• [Required task] Transcribe the records that follow in their entirety, omitting any pictures.

* * * * * * * * *

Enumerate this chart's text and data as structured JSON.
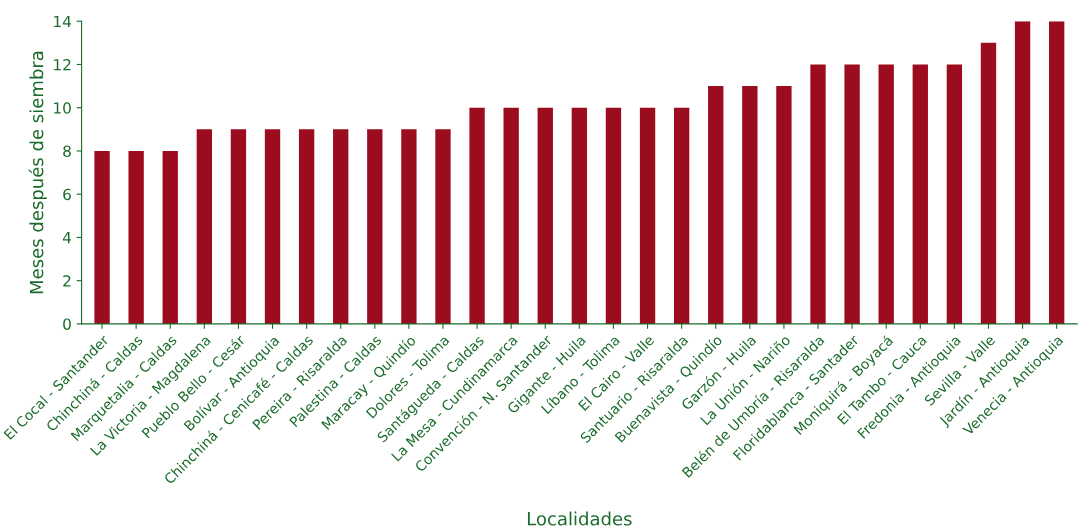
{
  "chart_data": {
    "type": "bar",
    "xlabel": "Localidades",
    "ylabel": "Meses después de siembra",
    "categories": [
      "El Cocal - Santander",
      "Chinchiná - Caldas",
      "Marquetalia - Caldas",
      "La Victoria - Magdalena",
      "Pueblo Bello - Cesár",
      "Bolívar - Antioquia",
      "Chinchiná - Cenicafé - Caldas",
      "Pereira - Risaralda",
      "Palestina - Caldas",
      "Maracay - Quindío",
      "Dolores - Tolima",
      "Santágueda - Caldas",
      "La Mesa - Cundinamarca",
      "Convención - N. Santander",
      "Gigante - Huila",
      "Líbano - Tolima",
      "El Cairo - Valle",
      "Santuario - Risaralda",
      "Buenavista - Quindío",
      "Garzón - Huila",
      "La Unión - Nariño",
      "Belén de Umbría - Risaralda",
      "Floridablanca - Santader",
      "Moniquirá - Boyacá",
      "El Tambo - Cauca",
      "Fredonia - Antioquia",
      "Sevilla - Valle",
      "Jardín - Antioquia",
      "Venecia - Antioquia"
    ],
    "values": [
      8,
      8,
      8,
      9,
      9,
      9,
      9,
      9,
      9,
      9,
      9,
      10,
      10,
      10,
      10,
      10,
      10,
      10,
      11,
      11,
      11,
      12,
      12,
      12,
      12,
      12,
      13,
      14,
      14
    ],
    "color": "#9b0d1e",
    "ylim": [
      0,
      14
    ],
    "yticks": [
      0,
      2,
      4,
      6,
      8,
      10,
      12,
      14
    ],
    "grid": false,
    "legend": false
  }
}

* * * * * * * * *

• [Task answer]
Enumerate this chart's text and data as structured JSON.
{
  "chart_data": {
    "type": "bar",
    "xlabel": "Localidades",
    "ylabel": "Meses después de siembra",
    "categories": [
      "El Cocal - Santander",
      "Chinchiná - Caldas",
      "Marquetalia - Caldas",
      "La Victoria - Magdalena",
      "Pueblo Bello - Cesár",
      "Bolívar - Antioquia",
      "Chinchiná - Cenicafé - Caldas",
      "Pereira - Risaralda",
      "Palestina - Caldas",
      "Maracay - Quindío",
      "Dolores - Tolima",
      "Santágueda - Caldas",
      "La Mesa - Cundinamarca",
      "Convención - N. Santander",
      "Gigante - Huila",
      "Líbano - Tolima",
      "El Cairo - Valle",
      "Santuario - Risaralda",
      "Buenavista - Quindío",
      "Garzón - Huila",
      "La Unión - Nariño",
      "Belén de Umbría - Risaralda",
      "Floridablanca - Santader",
      "Moniquirá - Boyacá",
      "El Tambo - Cauca",
      "Fredonia - Antioquia",
      "Sevilla - Valle",
      "Jardín - Antioquia",
      "Venecia - Antioquia"
    ],
    "values": [
      8,
      8,
      8,
      9,
      9,
      9,
      9,
      9,
      9,
      9,
      9,
      10,
      10,
      10,
      10,
      10,
      10,
      10,
      11,
      11,
      11,
      12,
      12,
      12,
      12,
      12,
      13,
      14,
      14
    ],
    "color": "#9b0d1e",
    "ylim": [
      0,
      14
    ],
    "yticks": [
      0,
      2,
      4,
      6,
      8,
      10,
      12,
      14
    ],
    "grid": false,
    "legend": false
  }
}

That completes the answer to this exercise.